* _What the task asks_:
Reproduce the records that follow in full, excluding any picture they contain.

━━━

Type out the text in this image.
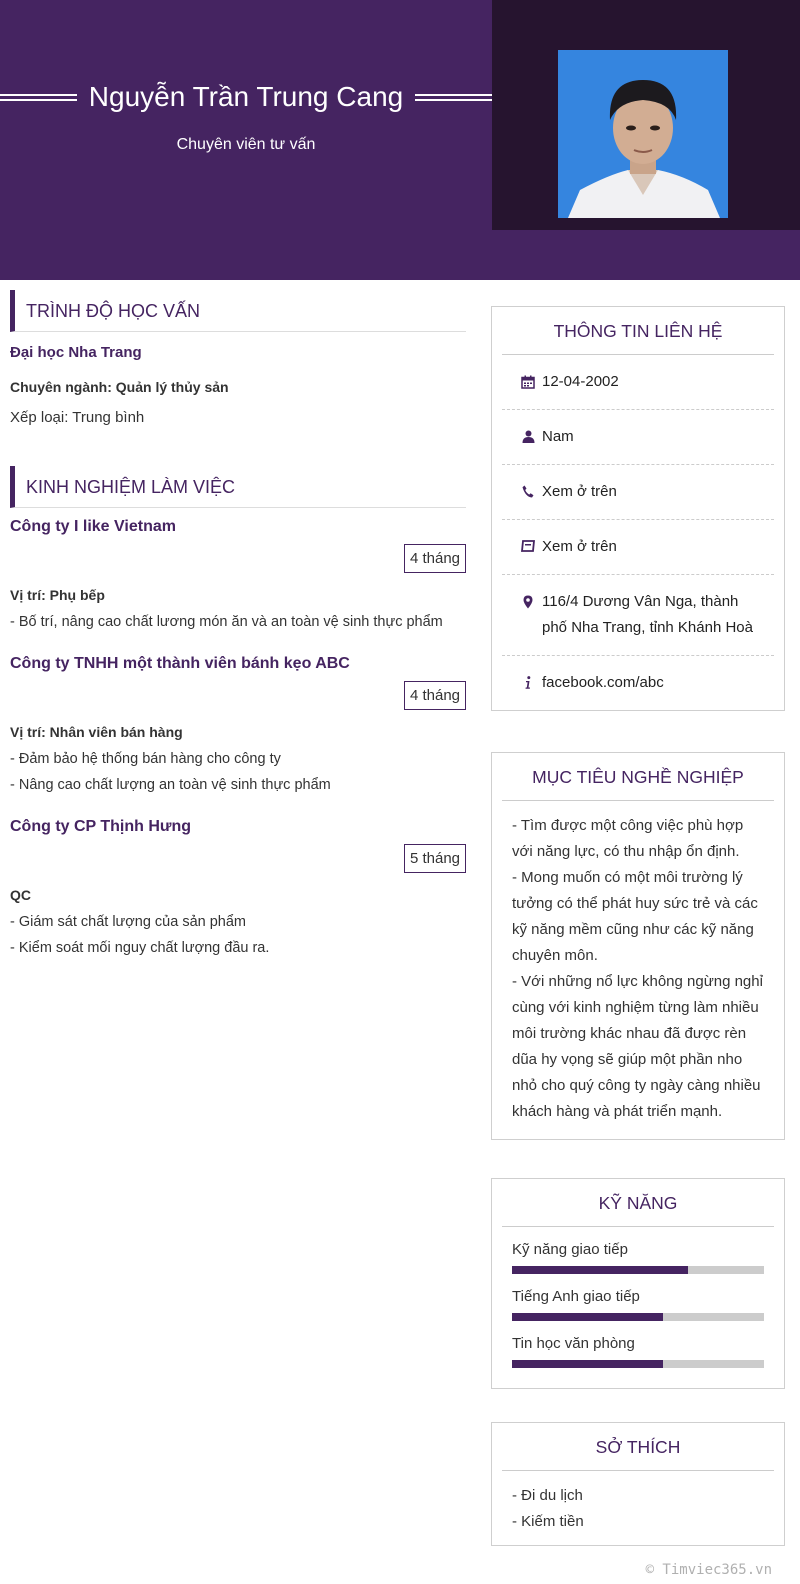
Nguyễn Trần Trung Cang
Chuyên viên tư vấn
TRÌNH ĐỘ HỌC VẤN
Đại học Nha Trang
Chuyên ngành: Quản lý thủy sản
Xếp loại: Trung bình
KINH NGHIỆM LÀM VIỆC
Công ty I like Vietnam
4 tháng
Vị trí: Phụ bếp
- Bố trí, nâng cao chất lương món ăn và an toàn vệ sinh thực phẩm
Công ty TNHH một thành viên bánh kẹo ABC
4 tháng
Vị trí: Nhân viên bán hàng
- Đảm bảo hệ thống bán hàng cho công ty
- Nâng cao chất lượng an toàn vệ sinh thực phẩm
Công ty CP Thịnh Hưng
5 tháng
QC
- Giám sát chất lượng của sản phẩm
- Kiểm soát mối nguy chất lượng đầu ra.
THÔNG TIN LIÊN HỆ
12-04-2002
Nam
Xem ở trên
Xem ở trên
116/4 Dương Vân Nga, thành phố Nha Trang, tỉnh Khánh Hoà
facebook.com/abc
MỤC TIÊU NGHỀ NGHIỆP
- Tìm được một công việc phù hợp với năng lực, có thu nhập ổn định.
- Mong muốn có một môi trường lý tưởng có thể phát huy sức trẻ và các kỹ năng mềm cũng như các kỹ năng chuyên môn.
- Với những nổ lực không ngừng nghỉ cùng với kinh nghiệm từng làm nhiều môi trường khác nhau đã được rèn dũa hy vọng sẽ giúp một phần nho nhỏ cho quý công ty ngày càng nhiều khách hàng và phát triển mạnh.
KỸ NĂNG
Kỹ năng giao tiếp
Tiếng Anh giao tiếp
Tin học văn phòng
SỞ THÍCH
- Đi du lịch
- Kiếm tiền
© Timviec365.vn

━━━

* _The result_:
Type out the text in this image.
Nguyễn Trần Trung Cang
Chuyên viên tư vấn
TRÌNH ĐỘ HỌC VẤN
Đại học Nha Trang
Chuyên ngành: Quản lý thủy sản
Xếp loại: Trung bình
KINH NGHIỆM LÀM VIỆC
Công ty I like Vietnam
4 tháng
Vị trí: Phụ bếp
- Bố trí, nâng cao chất lương món ăn và an toàn vệ sinh thực phẩm
Công ty TNHH một thành viên bánh kẹo ABC
4 tháng
Vị trí: Nhân viên bán hàng
- Đảm bảo hệ thống bán hàng cho công ty
- Nâng cao chất lượng an toàn vệ sinh thực phẩm
Công ty CP Thịnh Hưng
5 tháng
QC
- Giám sát chất lượng của sản phẩm
- Kiểm soát mối nguy chất lượng đầu ra.
THÔNG TIN LIÊN HỆ
12-04-2002
Nam
Xem ở trên
Xem ở trên
116/4 Dương Vân Nga, thành phố Nha Trang, tỉnh Khánh Hoà
facebook.com/abc
MỤC TIÊU NGHỀ NGHIỆP
- Tìm được một công việc phù hợp với năng lực, có thu nhập ổn định.
- Mong muốn có một môi trường lý tưởng có thể phát huy sức trẻ và các kỹ năng mềm cũng như các kỹ năng chuyên môn.
- Với những nổ lực không ngừng nghỉ cùng với kinh nghiệm từng làm nhiều môi trường khác nhau đã được rèn dũa hy vọng sẽ giúp một phần nho nhỏ cho quý công ty ngày càng nhiều khách hàng và phát triển mạnh.
KỸ NĂNG
Kỹ năng giao tiếp
Tiếng Anh giao tiếp
Tin học văn phòng
SỞ THÍCH
- Đi du lịch
- Kiếm tiền
© Timviec365.vn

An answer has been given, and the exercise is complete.